*To do*
Each entry must be reproduced precisely as it stands.

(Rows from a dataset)
-=-=-=-=-

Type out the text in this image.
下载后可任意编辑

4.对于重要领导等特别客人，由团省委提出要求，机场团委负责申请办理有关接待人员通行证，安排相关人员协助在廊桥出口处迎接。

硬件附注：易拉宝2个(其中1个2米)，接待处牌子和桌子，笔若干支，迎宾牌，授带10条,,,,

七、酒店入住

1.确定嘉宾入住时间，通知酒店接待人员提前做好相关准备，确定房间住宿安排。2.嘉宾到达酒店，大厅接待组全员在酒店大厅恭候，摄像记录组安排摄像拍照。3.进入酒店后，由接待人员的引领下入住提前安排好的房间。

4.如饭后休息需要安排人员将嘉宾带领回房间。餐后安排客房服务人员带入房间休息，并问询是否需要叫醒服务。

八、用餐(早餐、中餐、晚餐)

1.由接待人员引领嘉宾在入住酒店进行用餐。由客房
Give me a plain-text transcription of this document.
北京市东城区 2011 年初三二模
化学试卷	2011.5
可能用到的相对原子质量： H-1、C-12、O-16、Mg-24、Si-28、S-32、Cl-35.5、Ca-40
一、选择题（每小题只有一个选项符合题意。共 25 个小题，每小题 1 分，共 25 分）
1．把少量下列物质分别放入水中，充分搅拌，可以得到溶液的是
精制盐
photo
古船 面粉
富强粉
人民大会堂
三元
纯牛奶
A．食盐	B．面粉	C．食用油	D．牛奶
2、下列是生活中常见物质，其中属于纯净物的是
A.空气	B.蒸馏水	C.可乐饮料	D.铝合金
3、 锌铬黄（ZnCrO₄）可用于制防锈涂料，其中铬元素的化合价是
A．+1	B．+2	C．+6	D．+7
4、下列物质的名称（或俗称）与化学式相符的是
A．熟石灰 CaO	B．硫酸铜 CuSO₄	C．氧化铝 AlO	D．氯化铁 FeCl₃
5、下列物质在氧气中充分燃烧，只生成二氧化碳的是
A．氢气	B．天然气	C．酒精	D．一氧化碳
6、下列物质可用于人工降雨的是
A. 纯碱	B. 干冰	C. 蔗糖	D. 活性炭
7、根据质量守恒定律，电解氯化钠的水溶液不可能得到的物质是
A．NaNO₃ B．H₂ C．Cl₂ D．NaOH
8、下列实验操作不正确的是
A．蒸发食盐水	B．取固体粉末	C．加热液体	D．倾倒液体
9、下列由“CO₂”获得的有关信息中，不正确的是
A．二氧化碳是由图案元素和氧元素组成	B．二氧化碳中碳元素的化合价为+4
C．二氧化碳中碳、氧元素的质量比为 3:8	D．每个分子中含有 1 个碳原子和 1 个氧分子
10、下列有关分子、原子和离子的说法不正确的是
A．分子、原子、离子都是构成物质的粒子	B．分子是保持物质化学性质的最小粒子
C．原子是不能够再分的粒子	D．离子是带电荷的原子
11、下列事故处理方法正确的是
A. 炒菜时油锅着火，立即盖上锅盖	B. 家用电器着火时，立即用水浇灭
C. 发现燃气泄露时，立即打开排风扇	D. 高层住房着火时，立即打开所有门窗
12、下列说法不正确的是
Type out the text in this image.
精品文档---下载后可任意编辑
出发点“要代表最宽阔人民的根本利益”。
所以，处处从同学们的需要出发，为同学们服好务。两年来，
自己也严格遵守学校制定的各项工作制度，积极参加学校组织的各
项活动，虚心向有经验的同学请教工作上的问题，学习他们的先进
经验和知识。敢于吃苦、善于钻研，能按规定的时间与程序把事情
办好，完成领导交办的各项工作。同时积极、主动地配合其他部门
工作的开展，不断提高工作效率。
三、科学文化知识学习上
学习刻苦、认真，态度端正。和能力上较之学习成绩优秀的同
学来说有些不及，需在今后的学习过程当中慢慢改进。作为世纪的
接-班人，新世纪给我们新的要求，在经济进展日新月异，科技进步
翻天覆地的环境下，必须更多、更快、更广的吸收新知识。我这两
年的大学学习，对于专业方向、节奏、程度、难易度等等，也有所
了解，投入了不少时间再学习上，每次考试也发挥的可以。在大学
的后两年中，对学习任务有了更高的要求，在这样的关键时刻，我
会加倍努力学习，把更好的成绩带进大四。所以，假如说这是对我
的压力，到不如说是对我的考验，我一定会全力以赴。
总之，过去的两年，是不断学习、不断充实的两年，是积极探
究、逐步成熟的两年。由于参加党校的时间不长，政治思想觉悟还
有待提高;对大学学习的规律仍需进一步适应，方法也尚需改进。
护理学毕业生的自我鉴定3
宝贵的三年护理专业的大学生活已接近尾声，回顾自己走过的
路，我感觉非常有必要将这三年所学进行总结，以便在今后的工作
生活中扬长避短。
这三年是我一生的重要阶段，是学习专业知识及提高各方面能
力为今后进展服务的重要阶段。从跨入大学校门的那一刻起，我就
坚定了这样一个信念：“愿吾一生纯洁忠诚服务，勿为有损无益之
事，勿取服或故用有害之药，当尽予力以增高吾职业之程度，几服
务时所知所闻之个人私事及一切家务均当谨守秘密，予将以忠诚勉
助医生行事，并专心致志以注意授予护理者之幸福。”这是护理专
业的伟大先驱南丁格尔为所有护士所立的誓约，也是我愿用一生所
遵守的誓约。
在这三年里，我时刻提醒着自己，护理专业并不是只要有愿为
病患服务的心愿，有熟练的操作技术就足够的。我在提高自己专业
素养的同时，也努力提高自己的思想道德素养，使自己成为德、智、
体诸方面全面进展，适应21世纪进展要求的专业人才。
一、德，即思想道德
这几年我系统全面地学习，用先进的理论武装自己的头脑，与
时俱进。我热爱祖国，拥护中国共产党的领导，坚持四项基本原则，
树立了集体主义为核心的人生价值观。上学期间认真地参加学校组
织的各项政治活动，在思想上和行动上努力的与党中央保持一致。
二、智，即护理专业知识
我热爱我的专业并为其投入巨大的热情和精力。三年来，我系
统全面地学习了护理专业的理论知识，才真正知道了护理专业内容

-=-=-=-=-

*Worked answer*
Type out the text in this image.
下载后可任意编辑

4.对于重要领导等特别客人，由团省委提出要求，机场团委负责申请办理有关接待人员通行证，安排相关人员协助在廊桥出口处迎接。

硬件附注：易拉宝2个(其中1个2米)，接待处牌子和桌子，笔若干支，迎宾牌，授带10条,,,,

七、酒店入住

1.确定嘉宾入住时间，通知酒店接待人员提前做好相关准备，确定房间住宿安排。2.嘉宾到达酒店，大厅接待组全员在酒店大厅恭候，摄像记录组安排摄像拍照。3.进入酒店后，由接待人员的引领下入住提前安排好的房间。

4.如饭后休息需要安排人员将嘉宾带领回房间。餐后安排客房服务人员带入房间休息，并问询是否需要叫醒服务。

八、用餐(早餐、中餐、晚餐)

1.由接待人员引领嘉宾在入住酒店进行用餐。由客房
Give me a plain-text transcription of this document.
北京市东城区 2011 年初三二模
化学试卷	2011.5
可能用到的相对原子质量： H-1、C-12、O-16、Mg-24、Si-28、S-32、Cl-35.5、Ca-40
一、选择题（每小题只有一个选项符合题意。共 25 个小题，每小题 1 分，共 25 分）
1．把少量下列物质分别放入水中，充分搅拌，可以得到溶液的是
精制盐
photo
古船 面粉
富强粉
人民大会堂
三元
纯牛奶
A．食盐	B．面粉	C．食用油	D．牛奶
2、下列是生活中常见物质，其中属于纯净物的是
A.空气	B.蒸馏水	C.可乐饮料	D.铝合金
3、 锌铬黄（ZnCrO₄）可用于制防锈涂料，其中铬元素的化合价是
A．+1	B．+2	C．+6	D．+7
4、下列物质的名称（或俗称）与化学式相符的是
A．熟石灰 CaO	B．硫酸铜 CuSO₄	C．氧化铝 AlO	D．氯化铁 FeCl₃
5、下列物质在氧气中充分燃烧，只生成二氧化碳的是
A．氢气	B．天然气	C．酒精	D．一氧化碳
6、下列物质可用于人工降雨的是
A. 纯碱	B. 干冰	C. 蔗糖	D. 活性炭
7、根据质量守恒定律，电解氯化钠的水溶液不可能得到的物质是
A．NaNO₃ B．H₂ C．Cl₂ D．NaOH
8、下列实验操作不正确的是
A．蒸发食盐水	B．取固体粉末	C．加热液体	D．倾倒液体
9、下列由“CO₂”获得的有关信息中，不正确的是
A．二氧化碳是由图案元素和氧元素组成	B．二氧化碳中碳元素的化合价为+4
C．二氧化碳中碳、氧元素的质量比为 3:8	D．每个分子中含有 1 个碳原子和 1 个氧分子
10、下列有关分子、原子和离子的说法不正确的是
A．分子、原子、离子都是构成物质的粒子	B．分子是保持物质化学性质的最小粒子
C．原子是不能够再分的粒子	D．离子是带电荷的原子
11、下列事故处理方法正确的是
A. 炒菜时油锅着火，立即盖上锅盖	B. 家用电器着火时，立即用水浇灭
C. 发现燃气泄露时，立即打开排风扇	D. 高层住房着火时，立即打开所有门窗
12、下列说法不正确的是
Type out the text in this image.
精品文档---下载后可任意编辑
出发点“要代表最宽阔人民的根本利益”。
所以，处处从同学们的需要出发，为同学们服好务。两年来，
自己也严格遵守学校制定的各项工作制度，积极参加学校组织的各
项活动，虚心向有经验的同学请教工作上的问题，学习他们的先进
经验和知识。敢于吃苦、善于钻研，能按规定的时间与程序把事情
办好，完成领导交办的各项工作。同时积极、主动地配合其他部门
工作的开展，不断提高工作效率。
三、科学文化知识学习上
学习刻苦、认真，态度端正。和能力上较之学习成绩优秀的同
学来说有些不及，需在今后的学习过程当中慢慢改进。作为世纪的
接-班人，新世纪给我们新的要求，在经济进展日新月异，科技进步
翻天覆地的环境下，必须更多、更快、更广的吸收新知识。我这两
年的大学学习，对于专业方向、节奏、程度、难易度等等，也有所
了解，投入了不少时间再学习上，每次考试也发挥的可以。在大学
的后两年中，对学习任务有了更高的要求，在这样的关键时刻，我
会加倍努力学习，把更好的成绩带进大四。所以，假如说这是对我
的压力，到不如说是对我的考验，我一定会全力以赴。
总之，过去的两年，是不断学习、不断充实的两年，是积极探
究、逐步成熟的两年。由于参加党校的时间不长，政治思想觉悟还
有待提高;对大学学习的规律仍需进一步适应，方法也尚需改进。
护理学毕业生的自我鉴定3
宝贵的三年护理专业的大学生活已接近尾声，回顾自己走过的
路，我感觉非常有必要将这三年所学进行总结，以便在今后的工作
生活中扬长避短。
这三年是我一生的重要阶段，是学习专业知识及提高各方面能
力为今后进展服务的重要阶段。从跨入大学校门的那一刻起，我就
坚定了这样一个信念：“愿吾一生纯洁忠诚服务，勿为有损无益之
事，勿取服或故用有害之药，当尽予力以增高吾职业之程度，几服
务时所知所闻之个人私事及一切家务均当谨守秘密，予将以忠诚勉
助医生行事，并专心致志以注意授予护理者之幸福。”这是护理专
业的伟大先驱南丁格尔为所有护士所立的誓约，也是我愿用一生所
遵守的誓约。
在这三年里，我时刻提醒着自己，护理专业并不是只要有愿为
病患服务的心愿，有熟练的操作技术就足够的。我在提高自己专业
素养的同时，也努力提高自己的思想道德素养，使自己成为德、智、
体诸方面全面进展，适应21世纪进展要求的专业人才。
一、德，即思想道德
这几年我系统全面地学习，用先进的理论武装自己的头脑，与
时俱进。我热爱祖国，拥护中国共产党的领导，坚持四项基本原则，
树立了集体主义为核心的人生价值观。上学期间认真地参加学校组
织的各项政治活动，在思想上和行动上努力的与党中央保持一致。
二、智，即护理专业知识
我热爱我的专业并为其投入巨大的热情和精力。三年来，我系
统全面地学习了护理专业的理论知识，才真正知道了护理专业内容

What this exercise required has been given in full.